> Your task:
Copy out each line that mentions the word "Individual".
>> begin Data for this exercise
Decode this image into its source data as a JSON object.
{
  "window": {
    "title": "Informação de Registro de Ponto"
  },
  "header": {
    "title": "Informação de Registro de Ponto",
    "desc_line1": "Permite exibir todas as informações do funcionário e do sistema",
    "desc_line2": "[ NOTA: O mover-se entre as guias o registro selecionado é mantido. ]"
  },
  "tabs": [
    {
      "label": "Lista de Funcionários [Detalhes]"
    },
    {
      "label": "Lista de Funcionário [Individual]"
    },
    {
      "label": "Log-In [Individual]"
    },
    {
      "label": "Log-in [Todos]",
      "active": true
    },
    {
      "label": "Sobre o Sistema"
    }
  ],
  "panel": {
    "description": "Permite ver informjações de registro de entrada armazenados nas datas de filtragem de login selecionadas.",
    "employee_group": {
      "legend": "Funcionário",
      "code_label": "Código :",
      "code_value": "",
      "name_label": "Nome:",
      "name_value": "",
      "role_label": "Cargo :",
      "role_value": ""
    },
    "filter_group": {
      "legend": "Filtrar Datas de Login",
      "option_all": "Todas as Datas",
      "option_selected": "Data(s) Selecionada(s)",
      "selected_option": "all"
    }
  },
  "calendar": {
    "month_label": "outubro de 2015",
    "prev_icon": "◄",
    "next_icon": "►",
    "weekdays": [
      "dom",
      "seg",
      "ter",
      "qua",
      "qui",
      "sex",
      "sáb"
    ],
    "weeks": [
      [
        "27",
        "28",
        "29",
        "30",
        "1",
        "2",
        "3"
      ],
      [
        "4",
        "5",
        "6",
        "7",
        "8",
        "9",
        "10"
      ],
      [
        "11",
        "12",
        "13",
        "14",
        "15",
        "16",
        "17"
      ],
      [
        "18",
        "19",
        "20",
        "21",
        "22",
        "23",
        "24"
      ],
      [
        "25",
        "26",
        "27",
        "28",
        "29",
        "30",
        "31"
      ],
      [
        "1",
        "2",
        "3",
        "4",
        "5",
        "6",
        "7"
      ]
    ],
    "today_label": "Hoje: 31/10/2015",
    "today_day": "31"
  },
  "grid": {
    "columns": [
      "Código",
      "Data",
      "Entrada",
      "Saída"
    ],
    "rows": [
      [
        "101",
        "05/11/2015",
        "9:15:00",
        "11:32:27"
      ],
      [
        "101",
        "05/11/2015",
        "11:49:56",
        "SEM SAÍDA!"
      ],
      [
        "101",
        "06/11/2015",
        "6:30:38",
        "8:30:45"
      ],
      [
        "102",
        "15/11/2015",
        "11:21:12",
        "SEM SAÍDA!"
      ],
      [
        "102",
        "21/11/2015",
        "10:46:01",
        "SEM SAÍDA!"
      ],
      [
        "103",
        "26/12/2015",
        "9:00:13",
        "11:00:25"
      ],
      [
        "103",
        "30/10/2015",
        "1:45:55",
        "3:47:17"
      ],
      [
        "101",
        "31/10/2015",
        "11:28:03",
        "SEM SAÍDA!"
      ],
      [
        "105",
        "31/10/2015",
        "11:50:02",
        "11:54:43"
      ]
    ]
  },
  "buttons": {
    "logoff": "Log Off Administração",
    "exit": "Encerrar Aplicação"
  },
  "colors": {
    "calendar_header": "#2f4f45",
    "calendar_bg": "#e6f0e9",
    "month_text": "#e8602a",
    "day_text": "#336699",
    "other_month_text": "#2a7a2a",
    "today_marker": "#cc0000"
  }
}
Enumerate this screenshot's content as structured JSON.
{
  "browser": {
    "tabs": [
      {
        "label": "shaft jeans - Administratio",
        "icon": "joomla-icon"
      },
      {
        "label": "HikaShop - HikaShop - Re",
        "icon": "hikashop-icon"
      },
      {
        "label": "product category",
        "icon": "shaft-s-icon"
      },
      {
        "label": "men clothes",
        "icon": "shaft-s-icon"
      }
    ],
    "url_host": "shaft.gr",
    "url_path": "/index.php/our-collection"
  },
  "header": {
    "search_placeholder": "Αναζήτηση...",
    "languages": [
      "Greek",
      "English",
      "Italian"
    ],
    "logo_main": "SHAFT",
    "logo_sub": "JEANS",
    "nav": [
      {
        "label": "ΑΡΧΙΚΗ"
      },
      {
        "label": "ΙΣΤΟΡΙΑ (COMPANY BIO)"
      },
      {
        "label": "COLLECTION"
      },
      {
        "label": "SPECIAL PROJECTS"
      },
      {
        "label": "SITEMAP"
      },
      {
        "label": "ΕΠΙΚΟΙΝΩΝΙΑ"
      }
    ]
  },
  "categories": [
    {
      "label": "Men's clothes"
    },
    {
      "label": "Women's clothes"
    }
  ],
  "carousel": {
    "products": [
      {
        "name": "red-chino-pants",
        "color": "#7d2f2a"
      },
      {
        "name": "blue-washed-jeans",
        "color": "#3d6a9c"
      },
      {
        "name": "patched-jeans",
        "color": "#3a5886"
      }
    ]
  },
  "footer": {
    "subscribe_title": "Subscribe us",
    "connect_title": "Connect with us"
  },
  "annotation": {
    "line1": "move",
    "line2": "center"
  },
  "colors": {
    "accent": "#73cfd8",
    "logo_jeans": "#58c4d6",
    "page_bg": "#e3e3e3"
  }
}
>> end Data for this exercise
> Solution for this task:
      "label": "Lista de Funcionário [Individual]"
      "label": "Log-In [Individual]"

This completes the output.